- Source document:
*** Block opens ***
Por amar sin ley (English title: Laws of love) is a Mexican telenovela produced by José Alberto Castro that premiered on Las Estrellas on 12 February 2018. It is a remake of a 2016 Colombian telenovela La ley del corazón. The telenovela revolves around the personal life and work of a group of lawyers belonging to a prestigious law firm.

Castro had said that he did not know whether he would carry out a third season of the telenovela, but he left open all the elements to continue it if Televisa decided to do it later. On 7 February 2020, Castro confirmed that the series had been renewed for a third season.

== Plot ==
The series follows the life of a group of lawyers who work for the firm Vega y Asociados founded by Alonso Vega (Guillermo García Cantú). The main characters are Alejandra (Ana Brenda Contreras), Ricardo (David Zepeda) and Carlos (Julián Gil). After the police imprison Carlos for the death of a prostitute, Alejandra begins to work for Vega y Asociados and begins to be attracted to Ricardo, but Carlos, after seeing this, decides to do everything possible to separate them together with the help of Elena (Geraldine Bazán). On the other hand, are Victoria (Altair Jarabo) and Roberto (José María Torre Hütt ), Roberto tries to seduce her, but she refuses to fall into his game, Benjamín (Pablo Valentín) and Leticia (Eva Cedeño), two ambitious lawyers who are lovers, Olivia (Ilithya Manzanilla) who is madly in love with Leonardo (Manuel Balbi), but he only has eyes for his work, Gustavo (Sergio Basañez), who after a bad decision ends his marriage, and Juan López (Víctor García), a lawyer who admires the firm Vega y Asociados and wishes to obtain a position in that law firm.

== Cast and characters ==

- Ana Brenda Contreras as Alejandra Ponce, she is a lawyer in family cases.
- David Zepeda as Ricardo Bustamante, he is a senior lawyer in family cases, Elena's ex-husband.
- Julián Gil as Carlos Ibarra, he is a prestigious lawyer.
- José María Torre Hütt as Roberto Morelli, he is an attorney lawyer of Vega y Asociado.
- Sergio Basañez as Gustavo Soto, is a lawyer for Vega and Asociados.
- Altair Jarabo as Victoria Escalante, lawyer of Vega y Asociados, she has an interest in Roberto, but does not show it.
- Guillermo García Cantú as Alonso Vega, he is the owner of the law firm Vega y Asociados.
- Pablo Valentín as Benjamín Acosta, ambitious lawyer of the company Vega Y Asociado. (season 1)
- Ilithya Manzanilla as Olivia Suárez, she is a dedicated lawyer in cases of family abuse. (season 1)
- Geraldine Bazán as Elena Fernández, ex-wife of Ricardo.
- Moisés Arizmendi as Alan Páez, Carlos cousin.
- Manuel Balbi as Leonardo Morán, lawyer of Vega y Asociado. (season 1)
- Víctor García as Juan López, independent lawyer who then starts working for Vega y Asociados.
- Eva Cedeño as Leticia Jara, junior lawyer of Vega y Asociado, Benjamin's lover. (season 1)
*** Block closes ***
- Exercise A:
According to the Por amar sin ley text, on which channel and date did the telenovela premiere?
- Exercise B:
Rename "Elena Fernández" to "Elena" in the Por amar sin ley text between "- Pablo Valentín" and "Páez, Carlos cousin.", inclusive, and give that passage again.
Answer using only the Por amar sin ley text.

- Study material:
*** Block opens ***
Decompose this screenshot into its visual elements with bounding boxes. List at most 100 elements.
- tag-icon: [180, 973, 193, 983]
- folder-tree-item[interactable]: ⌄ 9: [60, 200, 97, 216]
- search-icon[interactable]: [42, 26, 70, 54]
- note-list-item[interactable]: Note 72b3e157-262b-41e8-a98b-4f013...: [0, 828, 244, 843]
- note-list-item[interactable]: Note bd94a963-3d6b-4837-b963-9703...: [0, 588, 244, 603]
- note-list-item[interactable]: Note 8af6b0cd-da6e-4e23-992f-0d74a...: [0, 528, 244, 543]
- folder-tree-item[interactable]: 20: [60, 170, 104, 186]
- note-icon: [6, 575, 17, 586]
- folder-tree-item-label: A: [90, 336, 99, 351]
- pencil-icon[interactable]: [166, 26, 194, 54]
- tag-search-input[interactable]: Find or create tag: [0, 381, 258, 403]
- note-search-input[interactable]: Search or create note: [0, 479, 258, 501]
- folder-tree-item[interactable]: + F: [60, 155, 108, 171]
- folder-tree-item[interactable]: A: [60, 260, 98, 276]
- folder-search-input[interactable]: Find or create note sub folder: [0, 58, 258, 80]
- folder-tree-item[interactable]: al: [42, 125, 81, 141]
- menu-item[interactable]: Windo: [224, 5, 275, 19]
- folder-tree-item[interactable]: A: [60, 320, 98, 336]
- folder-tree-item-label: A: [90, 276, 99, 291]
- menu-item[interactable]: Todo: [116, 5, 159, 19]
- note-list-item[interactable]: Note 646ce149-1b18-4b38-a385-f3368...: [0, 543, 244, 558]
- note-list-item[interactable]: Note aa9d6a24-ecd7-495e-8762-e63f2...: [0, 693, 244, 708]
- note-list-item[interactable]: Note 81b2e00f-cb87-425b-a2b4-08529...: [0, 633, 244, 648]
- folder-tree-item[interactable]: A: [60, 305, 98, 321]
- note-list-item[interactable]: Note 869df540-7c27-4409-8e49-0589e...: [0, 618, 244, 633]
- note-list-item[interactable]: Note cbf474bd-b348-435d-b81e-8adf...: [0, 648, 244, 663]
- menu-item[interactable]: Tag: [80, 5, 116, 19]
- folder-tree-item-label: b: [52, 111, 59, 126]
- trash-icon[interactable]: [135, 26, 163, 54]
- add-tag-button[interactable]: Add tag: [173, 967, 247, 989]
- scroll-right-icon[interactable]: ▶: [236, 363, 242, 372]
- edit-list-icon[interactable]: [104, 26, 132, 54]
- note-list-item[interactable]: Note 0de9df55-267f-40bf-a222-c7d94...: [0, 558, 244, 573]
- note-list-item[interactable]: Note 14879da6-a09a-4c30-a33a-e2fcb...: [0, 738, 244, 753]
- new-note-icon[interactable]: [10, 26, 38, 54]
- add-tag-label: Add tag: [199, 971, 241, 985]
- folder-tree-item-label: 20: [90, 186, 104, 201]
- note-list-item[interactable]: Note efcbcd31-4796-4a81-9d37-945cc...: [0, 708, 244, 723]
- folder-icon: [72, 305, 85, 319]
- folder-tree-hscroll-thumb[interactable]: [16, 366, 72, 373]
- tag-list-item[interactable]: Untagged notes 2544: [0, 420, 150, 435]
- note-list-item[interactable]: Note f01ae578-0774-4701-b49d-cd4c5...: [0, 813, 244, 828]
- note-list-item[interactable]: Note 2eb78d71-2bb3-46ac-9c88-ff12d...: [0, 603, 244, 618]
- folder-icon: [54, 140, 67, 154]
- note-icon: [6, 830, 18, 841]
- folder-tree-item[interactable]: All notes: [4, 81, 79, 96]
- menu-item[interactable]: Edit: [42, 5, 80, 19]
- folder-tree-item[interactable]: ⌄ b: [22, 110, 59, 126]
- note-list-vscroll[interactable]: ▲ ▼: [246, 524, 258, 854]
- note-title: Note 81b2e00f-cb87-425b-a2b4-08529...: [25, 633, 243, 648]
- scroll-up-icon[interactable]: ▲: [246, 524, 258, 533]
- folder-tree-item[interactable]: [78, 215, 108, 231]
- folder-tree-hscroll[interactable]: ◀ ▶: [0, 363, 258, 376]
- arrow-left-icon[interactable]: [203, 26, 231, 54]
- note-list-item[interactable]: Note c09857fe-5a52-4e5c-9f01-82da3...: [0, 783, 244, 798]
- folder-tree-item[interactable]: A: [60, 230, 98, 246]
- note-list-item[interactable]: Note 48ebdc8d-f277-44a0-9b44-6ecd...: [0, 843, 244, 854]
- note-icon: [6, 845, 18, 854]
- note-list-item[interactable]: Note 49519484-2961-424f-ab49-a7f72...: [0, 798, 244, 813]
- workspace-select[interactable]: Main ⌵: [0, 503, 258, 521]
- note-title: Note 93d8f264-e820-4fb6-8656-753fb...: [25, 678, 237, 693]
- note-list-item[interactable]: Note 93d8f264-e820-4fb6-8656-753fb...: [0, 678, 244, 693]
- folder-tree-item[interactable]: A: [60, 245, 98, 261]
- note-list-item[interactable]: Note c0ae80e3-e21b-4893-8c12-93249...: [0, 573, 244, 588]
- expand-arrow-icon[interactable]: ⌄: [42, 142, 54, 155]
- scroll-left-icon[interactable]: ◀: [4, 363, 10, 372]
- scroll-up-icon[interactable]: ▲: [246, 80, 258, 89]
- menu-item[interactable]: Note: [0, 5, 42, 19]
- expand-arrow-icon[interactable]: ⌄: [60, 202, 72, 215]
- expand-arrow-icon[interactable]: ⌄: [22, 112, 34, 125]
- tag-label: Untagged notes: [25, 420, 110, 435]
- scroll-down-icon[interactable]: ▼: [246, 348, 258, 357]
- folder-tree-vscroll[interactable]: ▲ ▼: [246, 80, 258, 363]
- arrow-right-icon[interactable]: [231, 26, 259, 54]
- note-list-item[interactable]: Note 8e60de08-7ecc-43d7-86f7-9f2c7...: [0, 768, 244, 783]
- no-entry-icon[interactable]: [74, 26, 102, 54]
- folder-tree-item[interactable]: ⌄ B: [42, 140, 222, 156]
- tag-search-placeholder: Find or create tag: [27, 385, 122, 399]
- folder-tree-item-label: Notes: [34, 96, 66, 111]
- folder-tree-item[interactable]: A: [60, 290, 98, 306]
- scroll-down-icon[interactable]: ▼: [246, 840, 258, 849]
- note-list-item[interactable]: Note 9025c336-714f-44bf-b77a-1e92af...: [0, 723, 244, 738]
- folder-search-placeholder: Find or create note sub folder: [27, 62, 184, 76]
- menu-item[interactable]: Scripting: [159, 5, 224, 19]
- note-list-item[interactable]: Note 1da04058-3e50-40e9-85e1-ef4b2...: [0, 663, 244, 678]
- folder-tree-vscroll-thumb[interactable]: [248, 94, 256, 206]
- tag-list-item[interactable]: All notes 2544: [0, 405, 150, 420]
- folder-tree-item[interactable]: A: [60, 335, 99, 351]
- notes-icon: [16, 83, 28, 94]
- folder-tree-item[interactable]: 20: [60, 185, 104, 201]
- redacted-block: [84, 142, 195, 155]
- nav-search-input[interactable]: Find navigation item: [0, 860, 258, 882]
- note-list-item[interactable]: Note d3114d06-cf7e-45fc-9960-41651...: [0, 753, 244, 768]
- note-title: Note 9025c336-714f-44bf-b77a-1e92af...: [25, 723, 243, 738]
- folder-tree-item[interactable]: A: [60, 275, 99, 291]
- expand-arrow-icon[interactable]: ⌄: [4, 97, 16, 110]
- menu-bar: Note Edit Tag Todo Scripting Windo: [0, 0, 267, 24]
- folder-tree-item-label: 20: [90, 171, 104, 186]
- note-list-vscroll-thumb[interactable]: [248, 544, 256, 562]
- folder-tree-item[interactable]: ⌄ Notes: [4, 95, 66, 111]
*** Block closes ***
- Task answer A:
It premiered on Las Estrellas on 12 February 2018.

- Task answer B:
- Pablo Valentín as Benjamín Acosta, ambitious lawyer of the company Vega Y Asociado. (season 1)
- Ilithya Manzanilla as Olivia Suárez, she is a dedicated lawyer in cases of family abuse. (season 1)
- Geraldine Bazán as Elena, ex-wife of Ricardo.
- Moisés Arizmendi as Alan Páez, Carlos cousin.